* **The data**:

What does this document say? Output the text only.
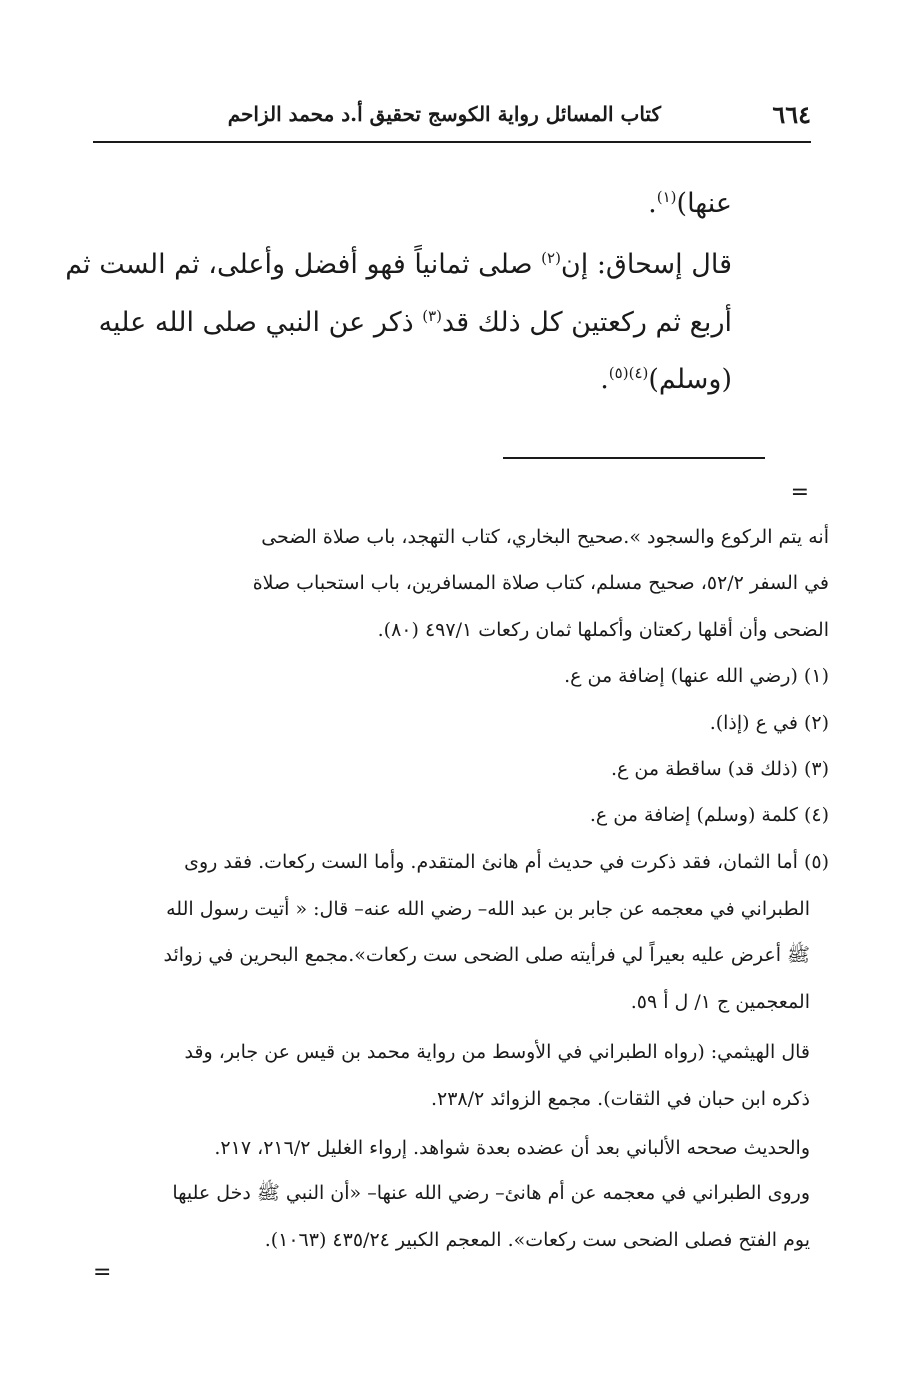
٦٦٤
كتاب المسائل رواية الكوسج تحقيق أ.د محمد الزاحم
عنها)$^{(١)}$.
قال إسحاق: إن$^{(٢)}$ صلى ثمانياً فهو أفضل وأعلى، ثم الست ثم
أربع ثم ركعتين كل ذلك قد$^{(٣)}$ ذكر عن النبي صلى الله عليه
(وسلم)$^{(٤)(٥)}$.
=
أنه يتم الركوع والسجود ».صحيح البخاري، كتاب التهجد، باب صلاة الضحى
في السفر ٥٢/٢، صحيح مسلم، كتاب صلاة المسافرين، باب استحباب صلاة
الضحى وأن أقلها ركعتان وأكملها ثمان ركعات ٤٩٧/١ (٨٠).
(١) (رضي الله عنها) إضافة من ع.
(٢) في ع (إذا).
(٣) (ذلك قد) ساقطة من ع.
(٤) كلمة (وسلم) إضافة من ع.
(٥) أما الثمان، فقد ذكرت في حديث أم هانئ المتقدم. وأما الست ركعات. فقد روى
الطبراني في معجمه عن جابر بن عبد الله– رضي الله عنه– قال: « أتيت رسول الله
ﷺ أعرض عليه بعيراً لي فرأيته صلى الضحى ست ركعات».مجمع البحرين في زوائد
المعجمين ج ١/ ل أ ٥٩.
قال الهيثمي: (رواه الطبراني في الأوسط من رواية محمد بن قيس عن جابر، وقد
ذكره ابن حبان في الثقات). مجمع الزوائد ٢٣٨/٢.
والحديث صححه الألباني بعد أن عضده بعدة شواهد. إرواء الغليل ٢١٦/٢، ٢١٧.
وروى الطبراني في معجمه عن أم هانئ– رضي الله عنها– «أن النبي ﷺ دخل عليها
يوم الفتح فصلى الضحى ست ركعات». المعجم الكبير ٤٣٥/٢٤ (١٠٦٣).
=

* **Work instructions**:
Across the material above, how many lines include the string "كتاب"? Only the number is wanted.

* **Written answer**:
3